◆ Aim ◆
Please count the lines in the items below that contain the string "title", and reply with the number alone.

Excerpt from a dataset:

%%

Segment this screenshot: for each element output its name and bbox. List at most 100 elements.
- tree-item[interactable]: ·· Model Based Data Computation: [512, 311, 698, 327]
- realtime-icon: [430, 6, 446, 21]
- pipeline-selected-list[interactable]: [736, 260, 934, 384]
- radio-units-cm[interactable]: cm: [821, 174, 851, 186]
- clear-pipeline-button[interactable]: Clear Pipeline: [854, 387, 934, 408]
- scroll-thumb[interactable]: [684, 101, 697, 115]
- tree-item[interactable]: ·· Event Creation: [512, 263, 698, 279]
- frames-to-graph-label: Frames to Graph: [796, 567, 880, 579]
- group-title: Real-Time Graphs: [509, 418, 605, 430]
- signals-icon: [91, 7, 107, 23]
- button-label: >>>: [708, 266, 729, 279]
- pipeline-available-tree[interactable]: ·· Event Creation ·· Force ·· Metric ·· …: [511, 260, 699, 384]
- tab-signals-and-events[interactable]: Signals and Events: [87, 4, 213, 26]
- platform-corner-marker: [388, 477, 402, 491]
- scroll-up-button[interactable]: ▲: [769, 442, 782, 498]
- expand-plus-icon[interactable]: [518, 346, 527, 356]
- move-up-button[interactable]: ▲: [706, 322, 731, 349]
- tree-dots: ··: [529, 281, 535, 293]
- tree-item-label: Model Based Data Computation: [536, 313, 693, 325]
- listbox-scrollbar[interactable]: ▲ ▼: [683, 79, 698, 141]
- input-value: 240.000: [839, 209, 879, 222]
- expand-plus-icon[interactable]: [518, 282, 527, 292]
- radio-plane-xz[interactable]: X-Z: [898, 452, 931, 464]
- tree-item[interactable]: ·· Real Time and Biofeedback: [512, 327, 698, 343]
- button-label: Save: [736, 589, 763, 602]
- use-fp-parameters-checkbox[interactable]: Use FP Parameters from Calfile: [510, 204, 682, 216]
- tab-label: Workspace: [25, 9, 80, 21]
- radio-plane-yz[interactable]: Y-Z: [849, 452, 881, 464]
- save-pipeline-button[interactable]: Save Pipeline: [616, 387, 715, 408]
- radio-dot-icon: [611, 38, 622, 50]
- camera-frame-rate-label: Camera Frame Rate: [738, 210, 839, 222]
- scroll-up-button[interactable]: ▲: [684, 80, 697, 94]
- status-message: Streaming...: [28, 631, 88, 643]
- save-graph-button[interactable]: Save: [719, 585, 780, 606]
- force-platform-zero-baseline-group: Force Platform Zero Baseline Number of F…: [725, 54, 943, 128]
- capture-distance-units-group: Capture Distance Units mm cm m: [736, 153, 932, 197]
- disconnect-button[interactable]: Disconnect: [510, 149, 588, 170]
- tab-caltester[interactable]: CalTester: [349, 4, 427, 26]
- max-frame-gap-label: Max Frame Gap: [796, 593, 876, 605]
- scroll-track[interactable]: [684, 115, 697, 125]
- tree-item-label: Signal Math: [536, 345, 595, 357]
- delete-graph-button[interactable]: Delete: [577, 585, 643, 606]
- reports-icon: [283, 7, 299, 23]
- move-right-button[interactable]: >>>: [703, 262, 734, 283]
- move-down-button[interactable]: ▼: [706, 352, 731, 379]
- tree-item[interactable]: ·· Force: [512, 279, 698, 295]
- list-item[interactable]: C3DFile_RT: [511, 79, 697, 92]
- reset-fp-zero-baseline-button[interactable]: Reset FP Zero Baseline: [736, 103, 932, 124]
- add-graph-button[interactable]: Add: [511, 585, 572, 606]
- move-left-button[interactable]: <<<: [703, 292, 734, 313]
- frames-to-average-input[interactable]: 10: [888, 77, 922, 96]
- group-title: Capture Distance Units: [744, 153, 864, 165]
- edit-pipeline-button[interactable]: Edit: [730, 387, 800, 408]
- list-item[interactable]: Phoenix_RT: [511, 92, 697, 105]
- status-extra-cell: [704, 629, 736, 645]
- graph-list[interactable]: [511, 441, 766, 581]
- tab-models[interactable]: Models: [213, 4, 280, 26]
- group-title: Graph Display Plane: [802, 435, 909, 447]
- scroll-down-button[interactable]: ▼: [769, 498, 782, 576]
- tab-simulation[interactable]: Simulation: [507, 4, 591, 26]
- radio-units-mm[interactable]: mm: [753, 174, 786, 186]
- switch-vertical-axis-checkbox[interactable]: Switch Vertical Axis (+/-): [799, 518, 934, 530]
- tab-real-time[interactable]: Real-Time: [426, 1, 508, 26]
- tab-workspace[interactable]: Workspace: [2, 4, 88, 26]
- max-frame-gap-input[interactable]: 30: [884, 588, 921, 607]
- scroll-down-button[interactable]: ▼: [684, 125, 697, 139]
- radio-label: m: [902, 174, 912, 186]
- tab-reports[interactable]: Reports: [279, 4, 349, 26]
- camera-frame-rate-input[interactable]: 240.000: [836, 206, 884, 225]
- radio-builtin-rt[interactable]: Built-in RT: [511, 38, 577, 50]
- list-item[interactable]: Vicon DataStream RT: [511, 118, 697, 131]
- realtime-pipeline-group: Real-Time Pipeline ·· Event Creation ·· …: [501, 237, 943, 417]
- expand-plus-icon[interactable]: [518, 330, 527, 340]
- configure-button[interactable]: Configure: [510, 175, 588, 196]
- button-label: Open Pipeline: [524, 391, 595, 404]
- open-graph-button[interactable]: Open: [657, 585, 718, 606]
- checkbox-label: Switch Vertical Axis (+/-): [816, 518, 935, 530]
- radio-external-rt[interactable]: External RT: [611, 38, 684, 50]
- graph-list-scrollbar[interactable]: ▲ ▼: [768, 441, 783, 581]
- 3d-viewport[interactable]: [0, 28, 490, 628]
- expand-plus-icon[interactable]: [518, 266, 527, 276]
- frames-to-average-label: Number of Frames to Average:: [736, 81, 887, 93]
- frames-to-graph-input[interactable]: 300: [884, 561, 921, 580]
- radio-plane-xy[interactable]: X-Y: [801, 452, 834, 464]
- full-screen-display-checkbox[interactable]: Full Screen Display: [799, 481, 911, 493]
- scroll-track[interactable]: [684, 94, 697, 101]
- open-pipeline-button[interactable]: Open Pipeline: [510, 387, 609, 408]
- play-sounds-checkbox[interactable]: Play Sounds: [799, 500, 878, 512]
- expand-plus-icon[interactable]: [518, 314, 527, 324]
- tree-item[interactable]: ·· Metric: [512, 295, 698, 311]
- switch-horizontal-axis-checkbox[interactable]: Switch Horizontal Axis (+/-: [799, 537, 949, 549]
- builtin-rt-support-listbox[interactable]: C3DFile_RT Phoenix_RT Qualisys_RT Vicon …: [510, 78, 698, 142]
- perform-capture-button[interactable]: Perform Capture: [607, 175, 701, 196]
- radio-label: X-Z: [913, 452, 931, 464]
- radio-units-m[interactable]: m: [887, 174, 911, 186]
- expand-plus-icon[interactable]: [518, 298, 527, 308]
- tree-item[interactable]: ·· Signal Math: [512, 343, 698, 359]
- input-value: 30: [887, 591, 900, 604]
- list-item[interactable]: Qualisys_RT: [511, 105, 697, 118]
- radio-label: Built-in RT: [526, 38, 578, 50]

%%

◆ Expected output ◆
3